**Input material**.
***
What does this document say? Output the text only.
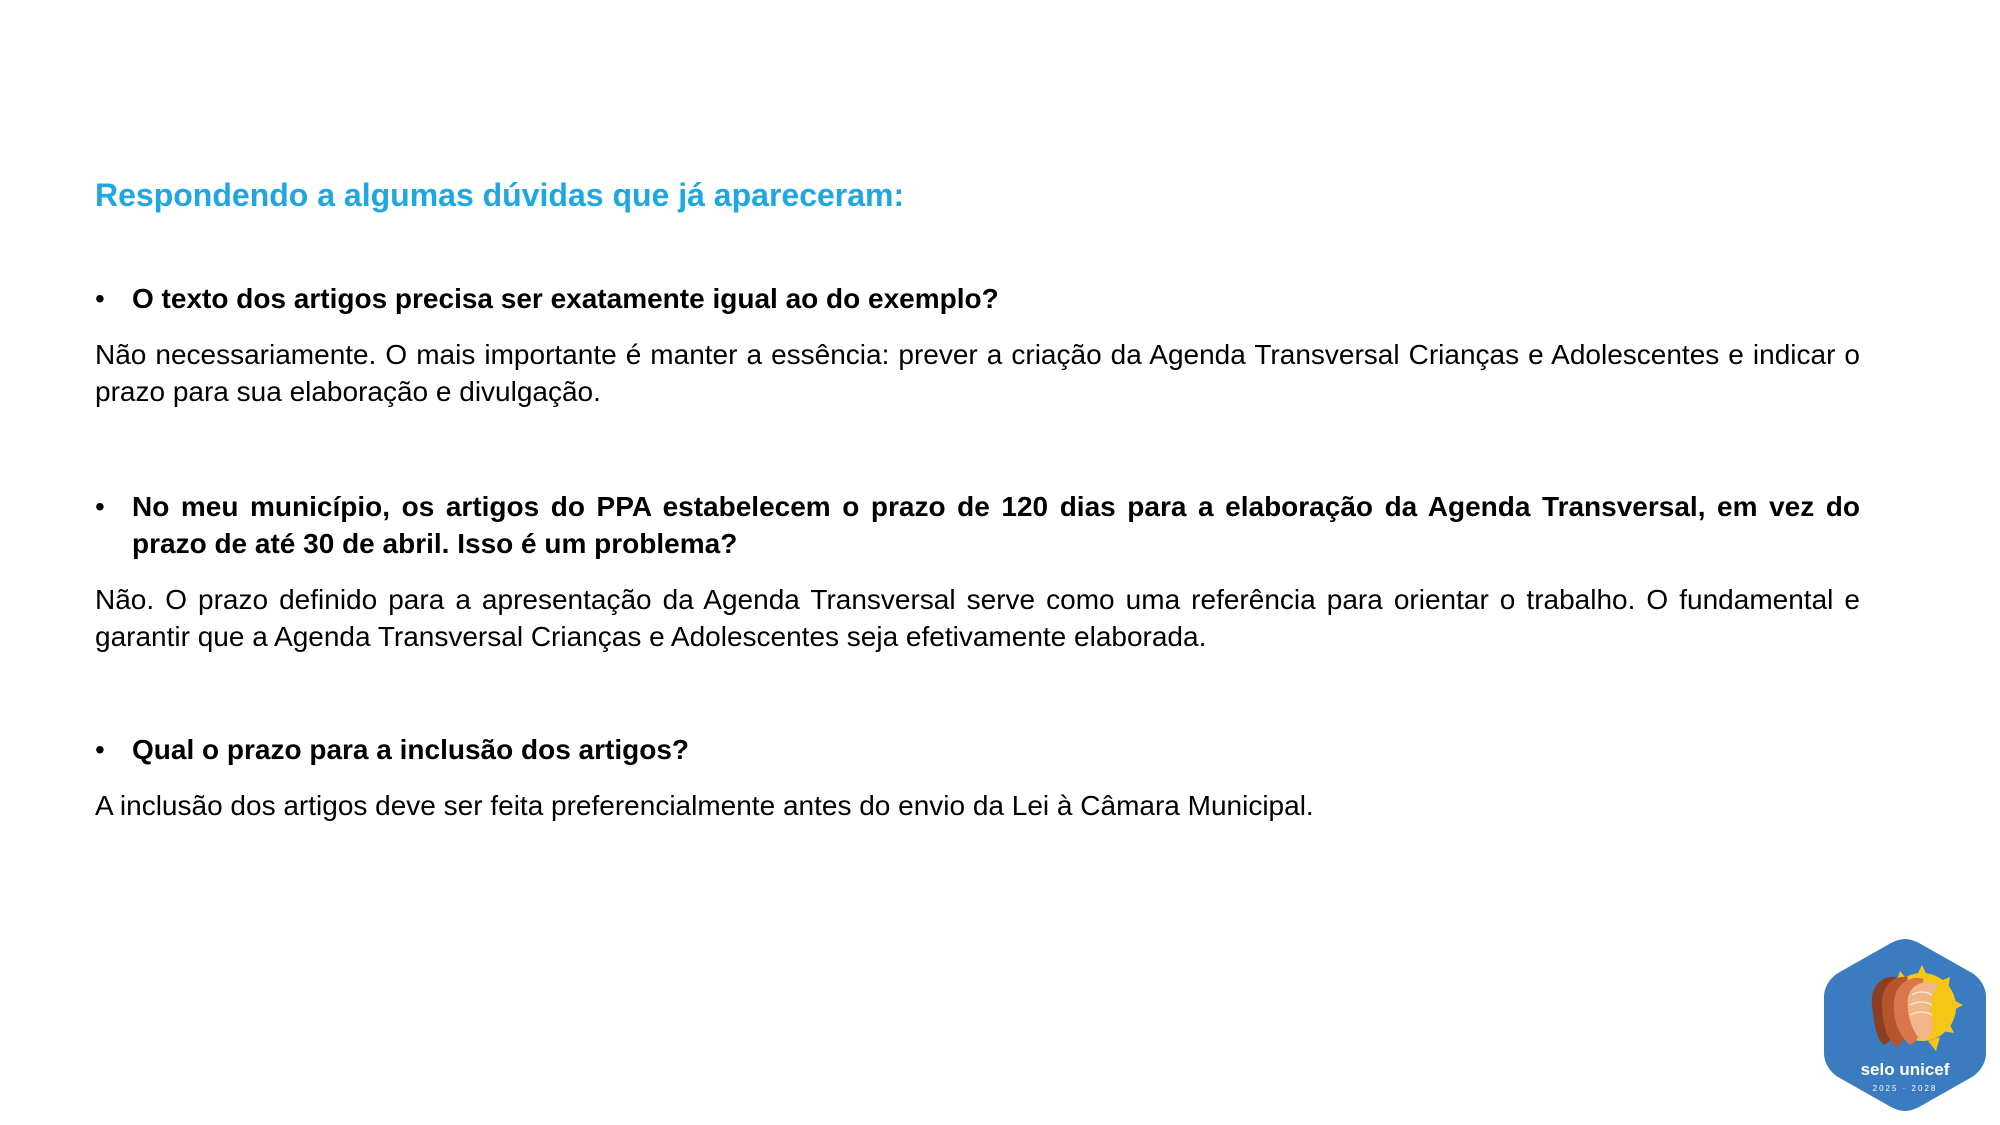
Respondendo a algumas dúvidas que já apareceram:
• O texto dos artigos precisa ser exatamente igual ao do exemplo?
Não necessariamente. O mais importante é manter a essência: prever a criação da Agenda Transversal Crianças e Adolescentes e indicar o prazo para sua elaboração e divulgação.
• No meu município, os artigos do PPA estabelecem o prazo de 120 dias para a elaboração da Agenda Transversal, em vez do prazo de até 30 de abril. Isso é um problema?
Não. O prazo definido para a apresentação da Agenda Transversal serve como uma referência para orientar o trabalho. O fundamental e garantir que a Agenda Transversal Crianças e Adolescentes seja efetivamente elaborada.
• Qual o prazo para a inclusão dos artigos?
A inclusão dos artigos deve ser feita preferencialmente antes do envio da Lei à Câmara Municipal.
selo unicef
2025 · 2028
***
**Problem requirements**. Copy each line in the data that holds the word "prazo".

**The reply**.
Não necessariamente. O mais importante é manter a essência: prever a criação da Agenda Transversal Crianças e Adolescentes e indicar o prazo para sua elaboração e divulgação.
• No meu município, os artigos do PPA estabelecem o prazo de 120 dias para a elaboração da Agenda Transversal, em vez do prazo de até 30 de abril. Isso é um problema?
Não. O prazo definido para a apresentação da Agenda Transversal serve como uma referência para orientar o trabalho. O fundamental e garantir que a Agenda Transversal Crianças e Adolescentes seja efetivamente elaborada.
• Qual o prazo para a inclusão dos artigos?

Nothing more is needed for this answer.